What lines of the data below hold the string "Insoweit"? Copy each one.

BEGIN INPUT DATA

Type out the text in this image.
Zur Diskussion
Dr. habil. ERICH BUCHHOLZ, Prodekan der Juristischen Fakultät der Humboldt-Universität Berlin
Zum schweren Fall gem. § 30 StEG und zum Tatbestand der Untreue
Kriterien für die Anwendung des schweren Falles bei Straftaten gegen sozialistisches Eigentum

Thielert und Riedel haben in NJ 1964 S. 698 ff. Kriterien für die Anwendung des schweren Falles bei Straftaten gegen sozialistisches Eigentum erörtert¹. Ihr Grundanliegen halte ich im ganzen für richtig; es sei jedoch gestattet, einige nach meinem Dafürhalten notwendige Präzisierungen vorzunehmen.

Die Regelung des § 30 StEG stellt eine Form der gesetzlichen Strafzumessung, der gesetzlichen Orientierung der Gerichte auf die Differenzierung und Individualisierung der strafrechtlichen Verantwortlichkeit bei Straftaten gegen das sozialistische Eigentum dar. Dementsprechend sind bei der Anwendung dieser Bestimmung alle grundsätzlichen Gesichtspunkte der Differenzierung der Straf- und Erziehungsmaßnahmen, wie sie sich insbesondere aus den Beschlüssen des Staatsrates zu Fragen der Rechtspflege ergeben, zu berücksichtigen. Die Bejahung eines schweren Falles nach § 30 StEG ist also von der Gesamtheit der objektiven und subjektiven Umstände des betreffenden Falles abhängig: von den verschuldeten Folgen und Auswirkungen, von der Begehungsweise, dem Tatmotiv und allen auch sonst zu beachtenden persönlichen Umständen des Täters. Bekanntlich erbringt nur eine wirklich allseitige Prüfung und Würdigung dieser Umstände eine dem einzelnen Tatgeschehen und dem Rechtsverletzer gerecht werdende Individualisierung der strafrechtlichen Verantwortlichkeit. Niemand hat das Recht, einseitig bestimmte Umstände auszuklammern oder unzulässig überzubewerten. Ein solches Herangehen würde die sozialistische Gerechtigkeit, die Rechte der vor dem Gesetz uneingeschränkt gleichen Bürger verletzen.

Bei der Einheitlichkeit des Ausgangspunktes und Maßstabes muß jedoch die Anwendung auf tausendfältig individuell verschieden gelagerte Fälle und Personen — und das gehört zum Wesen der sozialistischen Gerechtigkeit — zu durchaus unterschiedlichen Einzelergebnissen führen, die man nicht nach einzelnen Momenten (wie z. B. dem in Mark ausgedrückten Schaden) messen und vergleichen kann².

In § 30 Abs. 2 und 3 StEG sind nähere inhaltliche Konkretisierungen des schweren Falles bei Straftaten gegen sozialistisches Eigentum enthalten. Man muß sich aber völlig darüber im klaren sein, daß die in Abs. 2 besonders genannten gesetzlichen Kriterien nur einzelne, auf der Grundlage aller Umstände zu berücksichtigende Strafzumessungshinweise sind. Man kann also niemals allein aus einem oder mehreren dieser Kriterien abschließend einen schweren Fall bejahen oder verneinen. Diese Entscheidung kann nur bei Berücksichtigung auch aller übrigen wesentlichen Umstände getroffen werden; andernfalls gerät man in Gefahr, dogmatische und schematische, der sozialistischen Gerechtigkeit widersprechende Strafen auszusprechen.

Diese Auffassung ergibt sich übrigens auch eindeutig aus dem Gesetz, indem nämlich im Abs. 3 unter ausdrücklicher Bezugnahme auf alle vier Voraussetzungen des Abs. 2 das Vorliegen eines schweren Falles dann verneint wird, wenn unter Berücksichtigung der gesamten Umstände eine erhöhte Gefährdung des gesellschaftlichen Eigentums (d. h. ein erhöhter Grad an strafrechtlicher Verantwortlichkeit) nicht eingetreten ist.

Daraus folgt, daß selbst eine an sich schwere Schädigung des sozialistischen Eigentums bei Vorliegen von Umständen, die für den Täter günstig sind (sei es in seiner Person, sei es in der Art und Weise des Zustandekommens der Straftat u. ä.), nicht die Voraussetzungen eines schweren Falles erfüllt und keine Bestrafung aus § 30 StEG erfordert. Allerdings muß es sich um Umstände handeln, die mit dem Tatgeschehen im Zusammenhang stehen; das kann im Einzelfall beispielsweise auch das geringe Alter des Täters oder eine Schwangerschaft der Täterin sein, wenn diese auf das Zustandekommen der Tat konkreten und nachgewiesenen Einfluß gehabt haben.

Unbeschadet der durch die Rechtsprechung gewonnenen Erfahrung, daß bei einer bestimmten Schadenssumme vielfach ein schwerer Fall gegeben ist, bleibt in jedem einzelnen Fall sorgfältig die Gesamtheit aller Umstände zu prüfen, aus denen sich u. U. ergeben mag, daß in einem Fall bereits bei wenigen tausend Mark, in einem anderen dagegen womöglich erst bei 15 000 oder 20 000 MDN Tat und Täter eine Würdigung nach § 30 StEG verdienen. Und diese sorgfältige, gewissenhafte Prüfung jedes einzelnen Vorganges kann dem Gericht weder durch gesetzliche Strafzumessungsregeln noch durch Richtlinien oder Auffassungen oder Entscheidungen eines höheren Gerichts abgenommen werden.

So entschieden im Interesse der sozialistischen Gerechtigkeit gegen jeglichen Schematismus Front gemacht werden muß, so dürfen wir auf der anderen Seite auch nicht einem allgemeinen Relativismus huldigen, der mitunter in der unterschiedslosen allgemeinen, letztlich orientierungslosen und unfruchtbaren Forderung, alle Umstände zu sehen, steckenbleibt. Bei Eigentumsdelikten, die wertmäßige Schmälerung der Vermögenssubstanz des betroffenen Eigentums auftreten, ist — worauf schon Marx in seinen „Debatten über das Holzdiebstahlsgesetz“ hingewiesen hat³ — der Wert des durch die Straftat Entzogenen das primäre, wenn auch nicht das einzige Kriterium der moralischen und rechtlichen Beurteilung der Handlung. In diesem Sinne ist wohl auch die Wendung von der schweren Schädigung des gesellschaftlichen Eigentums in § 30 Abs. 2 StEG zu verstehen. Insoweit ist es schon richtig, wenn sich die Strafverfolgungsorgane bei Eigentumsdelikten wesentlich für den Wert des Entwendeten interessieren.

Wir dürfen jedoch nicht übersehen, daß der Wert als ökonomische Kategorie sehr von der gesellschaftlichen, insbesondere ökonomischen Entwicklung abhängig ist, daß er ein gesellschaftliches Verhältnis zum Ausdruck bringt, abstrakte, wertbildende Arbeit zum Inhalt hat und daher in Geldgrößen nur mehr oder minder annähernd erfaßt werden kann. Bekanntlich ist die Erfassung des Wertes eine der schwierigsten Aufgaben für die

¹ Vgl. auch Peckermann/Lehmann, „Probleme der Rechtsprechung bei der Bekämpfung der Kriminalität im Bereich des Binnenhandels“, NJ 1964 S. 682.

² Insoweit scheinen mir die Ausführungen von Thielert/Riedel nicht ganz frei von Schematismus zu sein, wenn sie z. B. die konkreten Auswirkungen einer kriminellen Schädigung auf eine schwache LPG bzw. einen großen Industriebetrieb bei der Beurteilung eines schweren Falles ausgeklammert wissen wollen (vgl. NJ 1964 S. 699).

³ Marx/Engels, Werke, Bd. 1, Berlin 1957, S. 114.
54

END INPUT DATA

_RESULT FOR THIS EXERCISE_
So entschieden im Interesse der sozialistischen Gerechtigkeit gegen jeglichen Schematismus Front gemacht werden muß, so dürfen wir auf der anderen Seite auch nicht einem allgemeinen Relativismus huldigen, der mitunter in der unterschiedslosen allgemeinen, letztlich orientierungslosen und unfruchtbaren Forderung, alle Umstände zu sehen, steckenbleibt. Bei Eigentumsdelikten, die wertmäßige Schmälerung der Vermögenssubstanz des betroffenen Eigentums auftreten, ist — worauf schon Marx in seinen „Debatten über das Holzdiebstahlsgesetz“ hingewiesen hat³ — der Wert des durch die Straftat Entzogenen das primäre, wenn auch nicht das einzige Kriterium der moralischen und rechtlichen Beurteilung der Handlung. In diesem Sinne ist wohl auch die Wendung von der schweren Schädigung des gesellschaftlichen Eigentums in § 30 Abs. 2 StEG zu verstehen. Insoweit ist es schon richtig, wenn sich die Strafverfolgungsorgane bei Eigentumsdelikten wesentlich für den Wert des Entwendeten interessieren.
² Insoweit scheinen mir die Ausführungen von Thielert/Riedel nicht ganz frei von Schematismus zu sein, wenn sie z. B. die konkreten Auswirkungen einer kriminellen Schädigung auf eine schwache LPG bzw. einen großen Industriebetrieb bei der Beurteilung eines schweren Falles ausgeklammert wissen wollen (vgl. NJ 1964 S. 699).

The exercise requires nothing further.